***** Extracted information *****
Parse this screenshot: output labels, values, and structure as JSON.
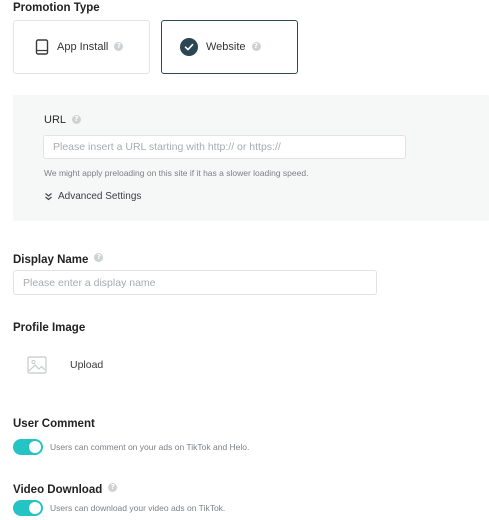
{
  "promotion": {
    "title": "Promotion Type",
    "app_install_label": "App Install",
    "website_label": "Website",
    "selected": "Website"
  },
  "url": {
    "label": "URL",
    "placeholder": "Please insert a URL starting with http:// or https://",
    "hint": "We might apply preloading on this site if it has a slower loading speed.",
    "advanced_label": "Advanced Settings"
  },
  "display_name": {
    "label": "Display Name",
    "placeholder": "Please enter a display name"
  },
  "profile_image": {
    "label": "Profile Image",
    "upload_label": "Upload"
  },
  "user_comment": {
    "label": "User Comment",
    "enabled": true,
    "description": "Users can comment on your ads on TikTok and Helo."
  },
  "video_download": {
    "label": "Video Download",
    "enabled": true,
    "description": "Users can download your video ads on TikTok."
  },
  "colors": {
    "accent": "#25c4c4",
    "selected_border": "#2f4a56",
    "check_fill": "#2b4552"
  }
}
*****
- Objective: Which lines contain the word "Website"? Copy each of them.

- Solved exercise:
    "website_label": "Website",
    "selected": "Website"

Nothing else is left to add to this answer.